# Problems to work on
- 1) Retype part of the Pacific Coast Highway post word for word. Begin at the words "The Pacific Coast" and stop after "and nostalgic poignancy.".
- 2) Answer these questions from the Pacific Coast Highway post:
(a) What city was the writer driving to from L.A.?
(b) What car was the writer driving?
(c) In which home was the mum's kitchen table located?

Tuesday, July 31, 2012

Sometimes Free HBO just ain't enough...

It had been floating around the back of my brain all day as I left Los Angeles, but with the tangled webs of disconcerting freeways to negotiate on my way out, and views that belted the meaning of awesome into me once I'd escaped, I had successfully managed to let it go untended.

I hoped it would remain that way.

It wasn't to be the case, however, not this time.



The Pacific Coast Highway. Highway number one. Nu-mero. U-no. It’s the highway that runs along the coast from south to north on the west side of the United States. And that’s all I know. I’m sure there’s more to know about the highway, more interesting or historical facts, but I didn’t know them. Still don't. What I do know is that it’s number one, and surely that’s significant. Besides, Bob Dylan’s album ‘Highway 61 Revisited’ (which resonated from my can-like rent-a-car speakers) gives any road a feeling of constant reinvention and nostalgic poignancy.

Perhaps this was just a projection of my own state of mind.

I was making my way to Seattle from L.A.

In a white Rio Kia.

A hot ride.




















Kind of.

“Why don’t I just pay for a flight to Seattle…” My mum’s voice, tinny through the skype speakers as I spoke to her from my rowdy hostel in L.A. She had traced the M1 all the way from L.A to Seattle with her finger, a map laid out on the kitchen table in her Warrandyte home. And, along with my Dad, most probably, had made the usual concerned sounds at my plans to drive a rather long and windy road in a far off country where they drove on the wrong side of the road. “It will be very lonely, Hon Bun…” she said.

# Records excerpted from a collection
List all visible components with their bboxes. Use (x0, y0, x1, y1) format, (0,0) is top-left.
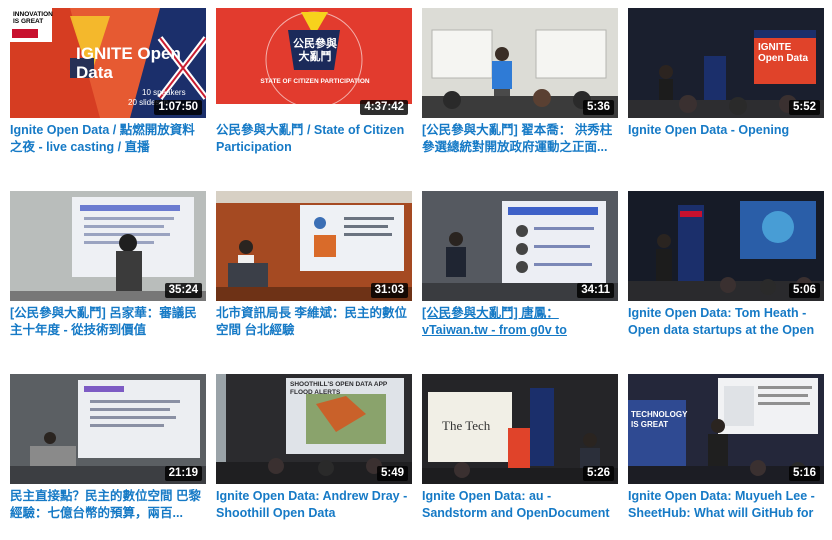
video-thumbnail[interactable]: TECHNOLOGY IS GREAT 5:16 (628, 374, 824, 484)
video-title-link[interactable]: Ignite Open Data: Tom Heath - Open data … (628, 305, 824, 341)
thumbnail-caption: 10 speakers (142, 88, 186, 97)
thumbnail-headline: SHOOTHILL'S OPEN DATA APP FLOOD ALERTS (290, 381, 388, 396)
video-title-link[interactable]: 民主直接點？民主的數位空間 巴黎經驗：七億台幣的預算，兩百... (10, 488, 206, 524)
duration-badge: 4:37:42 (360, 100, 408, 115)
video-thumbnail[interactable]: 31:03 (216, 191, 412, 301)
duration-badge: 35:24 (164, 283, 202, 298)
duration-badge: 31:03 (370, 283, 408, 298)
video-thumbnail[interactable]: 5:36 (422, 8, 618, 118)
video-title: 民主直接點？民主的數位空間 巴黎經驗：七億台幣的預算，兩百... (10, 489, 201, 520)
duration-badge: 5:36 (582, 100, 614, 115)
video-title-link[interactable]: 北市資訊局長 李維斌：民主的數位空間 台北經驗 (216, 305, 412, 341)
video-thumbnail[interactable]: IGNITE Open Data 5:52 (628, 8, 824, 118)
thumbnail-caption: STATE OF CITIZEN PARTICIPATION (260, 78, 370, 85)
video-title-link[interactable]: 公民參與大亂鬥 / State of Citizen Participation (216, 122, 412, 158)
thumbnail-headline: 公民參與大亂鬥 (293, 38, 337, 63)
video-title-link[interactable]: Ignite Open Data: au - Sandstorm and Ope… (422, 488, 618, 524)
video-title: [公民參與大亂鬥] 翟本喬： 洪秀柱參選總統對開放政府運動之正面... (422, 123, 613, 154)
video-thumbnail[interactable]: INNOVATION IS GREAT IGNITE Open Data 10 … (10, 8, 206, 118)
video-title-link[interactable]: Ignite Open Data: Muyueh Lee - SheetHub:… (628, 488, 824, 524)
duration-badge: 5:16 (788, 466, 820, 481)
video-title: [公民參與大亂鬥] 呂家華：審議民主十年度 - 從技術到價值 (10, 306, 197, 337)
video-title-link[interactable]: [公民參與大亂鬥] 翟本喬： 洪秀柱參選總統對開放政府運動之正面... (422, 122, 618, 158)
video-title: Ignite Open Data: Tom Heath - Open data … (628, 306, 815, 341)
thumbnail-headline: TECHNOLOGY IS GREAT (631, 410, 688, 429)
video-title: Ignite Open Data - Opening (628, 123, 790, 137)
duration-badge: 5:06 (788, 283, 820, 298)
duration-badge: 5:26 (582, 466, 614, 481)
video-title: [公民參與大亂鬥] 唐鳳：vTaiwan.tw - from g0v to (422, 306, 567, 337)
video-title: Ignite Open Data: au - Sandstorm and Ope… (422, 489, 610, 520)
video-thumbnail[interactable]: 21:19 (10, 374, 206, 484)
duration-badge: 5:52 (788, 100, 820, 115)
duration-badge: 5:49 (376, 466, 408, 481)
video-thumbnail[interactable]: 34:11 (422, 191, 618, 301)
thumbnail-headline: IGNITE Open Data (758, 42, 809, 64)
video-title-link[interactable]: [公民參與大亂鬥] 唐鳳：vTaiwan.tw - from g0v to (422, 305, 618, 341)
video-title: 北市資訊局長 李維斌：民主的數位空間 台北經驗 (216, 306, 407, 337)
video-title: Ignite Open Data / 點燃開放資料之夜 - live casti… (10, 123, 195, 154)
thumbnail-badge: INNOVATION IS GREAT (13, 11, 53, 25)
duration-badge: 21:19 (164, 466, 202, 481)
video-title: Ignite Open Data: Muyueh Lee - SheetHub:… (628, 489, 815, 524)
video-title-link[interactable]: [公民參與大亂鬥] 呂家華：審議民主十年度 - 從技術到價值 (10, 305, 206, 341)
duration-badge: 1:07:50 (154, 100, 202, 115)
thumbnail-headline: The Tech (442, 418, 491, 433)
video-thumbnail[interactable]: SHOOTHILL'S OPEN DATA APP FLOOD ALERTS 5… (216, 374, 412, 484)
video-title-link[interactable]: Ignite Open Data / 點燃開放資料之夜 - live casti… (10, 122, 206, 158)
video-thumbnail[interactable]: 5:06 (628, 191, 824, 301)
video-title-link[interactable]: Ignite Open Data: Andrew Dray - Shoothil… (216, 488, 412, 524)
video-thumbnail[interactable]: 公民參與大亂鬥 STATE OF CITIZEN PARTICIPATION 4… (216, 8, 412, 118)
duration-badge: 34:11 (577, 283, 614, 298)
thumbnail-headline: IGNITE Open Data (76, 44, 181, 82)
video-title: Ignite Open Data: Andrew Dray - Shoothil… (216, 489, 408, 520)
video-thumbnail[interactable]: The Tech 5:26 (422, 374, 618, 484)
video-thumbnail[interactable]: 35:24 (10, 191, 206, 301)
video-title: 公民參與大亂鬥 / State of Citizen Participation (216, 123, 405, 154)
video-title-link[interactable]: Ignite Open Data - Opening (628, 122, 824, 158)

# Solutions
- 1)
The Pacific Coast Highway. Highway number one. Nu-mero. U-no. It’s the highway that runs along the coast from south to north on the west side of the United States. And that’s all I know. I’m sure there’s more to know about the highway, more interesting or historical facts, but I didn’t know them. Still don't. What I do know is that it’s number one, and surely that’s significant. Besides, Bob Dylan’s album ‘Highway 61 Revisited’ (which resonated from my can-like rent-a-car speakers) gives any road a feeling of constant reinvention and nostalgic poignancy.

- 2)
(a) Seattle.
(b) A white Rio Kia.
(c) Her Warrandyte home.